begin

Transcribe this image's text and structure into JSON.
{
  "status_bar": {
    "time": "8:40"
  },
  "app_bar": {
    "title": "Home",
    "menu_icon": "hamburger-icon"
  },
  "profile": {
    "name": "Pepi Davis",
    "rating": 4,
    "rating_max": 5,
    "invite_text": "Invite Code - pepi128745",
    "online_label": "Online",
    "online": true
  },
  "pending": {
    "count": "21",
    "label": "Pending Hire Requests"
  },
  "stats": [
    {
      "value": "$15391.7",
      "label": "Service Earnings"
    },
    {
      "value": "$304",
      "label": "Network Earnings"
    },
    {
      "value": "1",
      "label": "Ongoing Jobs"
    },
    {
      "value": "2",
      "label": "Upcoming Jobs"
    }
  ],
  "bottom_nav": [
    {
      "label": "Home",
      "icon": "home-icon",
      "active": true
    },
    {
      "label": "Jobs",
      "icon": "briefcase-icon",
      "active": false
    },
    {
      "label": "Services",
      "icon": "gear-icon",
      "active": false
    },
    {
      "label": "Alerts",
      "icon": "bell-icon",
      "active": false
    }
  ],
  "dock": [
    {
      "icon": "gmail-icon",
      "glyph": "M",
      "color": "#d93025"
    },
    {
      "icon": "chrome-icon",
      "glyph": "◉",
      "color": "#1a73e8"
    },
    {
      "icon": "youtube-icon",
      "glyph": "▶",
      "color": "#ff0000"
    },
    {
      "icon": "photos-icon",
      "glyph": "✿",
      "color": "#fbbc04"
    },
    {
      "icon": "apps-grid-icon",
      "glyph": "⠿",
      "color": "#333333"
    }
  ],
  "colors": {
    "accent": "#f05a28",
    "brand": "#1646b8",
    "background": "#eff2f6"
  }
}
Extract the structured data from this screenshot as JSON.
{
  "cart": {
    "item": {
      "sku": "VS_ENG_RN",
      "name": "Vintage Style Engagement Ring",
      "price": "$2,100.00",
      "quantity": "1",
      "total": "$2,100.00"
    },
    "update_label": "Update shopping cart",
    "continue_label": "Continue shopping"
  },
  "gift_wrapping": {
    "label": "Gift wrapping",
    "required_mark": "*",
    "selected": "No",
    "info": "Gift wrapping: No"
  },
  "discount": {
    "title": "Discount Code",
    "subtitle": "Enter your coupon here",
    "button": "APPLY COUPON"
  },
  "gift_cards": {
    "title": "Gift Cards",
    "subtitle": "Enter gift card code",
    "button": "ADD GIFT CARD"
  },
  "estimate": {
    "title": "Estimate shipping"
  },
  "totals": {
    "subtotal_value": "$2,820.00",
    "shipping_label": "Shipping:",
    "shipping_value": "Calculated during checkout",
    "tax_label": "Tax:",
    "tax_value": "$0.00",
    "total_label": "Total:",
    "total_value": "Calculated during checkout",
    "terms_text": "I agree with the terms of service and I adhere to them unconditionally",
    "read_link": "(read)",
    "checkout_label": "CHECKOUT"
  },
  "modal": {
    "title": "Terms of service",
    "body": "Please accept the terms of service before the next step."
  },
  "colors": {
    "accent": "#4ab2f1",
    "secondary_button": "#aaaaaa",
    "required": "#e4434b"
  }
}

end

◆ GIVEN EXERCISE: Extract all of the data above without altering anything.

◆ IN RESPONSE:
Transcribe this image's text and structure into JSON.
{
  "status_bar": {
    "time": "8:40"
  },
  "app_bar": {
    "title": "Home",
    "menu_icon": "hamburger-icon"
  },
  "profile": {
    "name": "Pepi Davis",
    "rating": 4,
    "rating_max": 5,
    "invite_text": "Invite Code - pepi128745",
    "online_label": "Online",
    "online": true
  },
  "pending": {
    "count": "21",
    "label": "Pending Hire Requests"
  },
  "stats": [
    {
      "value": "$15391.7",
      "label": "Service Earnings"
    },
    {
      "value": "$304",
      "label": "Network Earnings"
    },
    {
      "value": "1",
      "label": "Ongoing Jobs"
    },
    {
      "value": "2",
      "label": "Upcoming Jobs"
    }
  ],
  "bottom_nav": [
    {
      "label": "Home",
      "icon": "home-icon",
      "active": true
    },
    {
      "label": "Jobs",
      "icon": "briefcase-icon",
      "active": false
    },
    {
      "label": "Services",
      "icon": "gear-icon",
      "active": false
    },
    {
      "label": "Alerts",
      "icon": "bell-icon",
      "active": false
    }
  ],
  "dock": [
    {
      "icon": "gmail-icon",
      "glyph": "M",
      "color": "#d93025"
    },
    {
      "icon": "chrome-icon",
      "glyph": "◉",
      "color": "#1a73e8"
    },
    {
      "icon": "youtube-icon",
      "glyph": "▶",
      "color": "#ff0000"
    },
    {
      "icon": "photos-icon",
      "glyph": "✿",
      "color": "#fbbc04"
    },
    {
      "icon": "apps-grid-icon",
      "glyph": "⠿",
      "color": "#333333"
    }
  ],
  "colors": {
    "accent": "#f05a28",
    "brand": "#1646b8",
    "background": "#eff2f6"
  }
}
Extract the structured data from this screenshot as JSON.
{
  "cart": {
    "item": {
      "sku": "VS_ENG_RN",
      "name": "Vintage Style Engagement Ring",
      "price": "$2,100.00",
      "quantity": "1",
      "total": "$2,100.00"
    },
    "update_label": "Update shopping cart",
    "continue_label": "Continue shopping"
  },
  "gift_wrapping": {
    "label": "Gift wrapping",
    "required_mark": "*",
    "selected": "No",
    "info": "Gift wrapping: No"
  },
  "discount": {
    "title": "Discount Code",
    "subtitle": "Enter your coupon here",
    "button": "APPLY COUPON"
  },
  "gift_cards": {
    "title": "Gift Cards",
    "subtitle": "Enter gift card code",
    "button": "ADD GIFT CARD"
  },
  "estimate": {
    "title": "Estimate shipping"
  },
  "totals": {
    "subtotal_value": "$2,820.00",
    "shipping_label": "Shipping:",
    "shipping_value": "Calculated during checkout",
    "tax_label": "Tax:",
    "tax_value": "$0.00",
    "total_label": "Total:",
    "total_value": "Calculated during checkout",
    "terms_text": "I agree with the terms of service and I adhere to them unconditionally",
    "read_link": "(read)",
    "checkout_label": "CHECKOUT"
  },
  "modal": {
    "title": "Terms of service",
    "body": "Please accept the terms of service before the next step."
  },
  "colors": {
    "accent": "#4ab2f1",
    "secondary_button": "#aaaaaa",
    "required": "#e4434b"
  }
}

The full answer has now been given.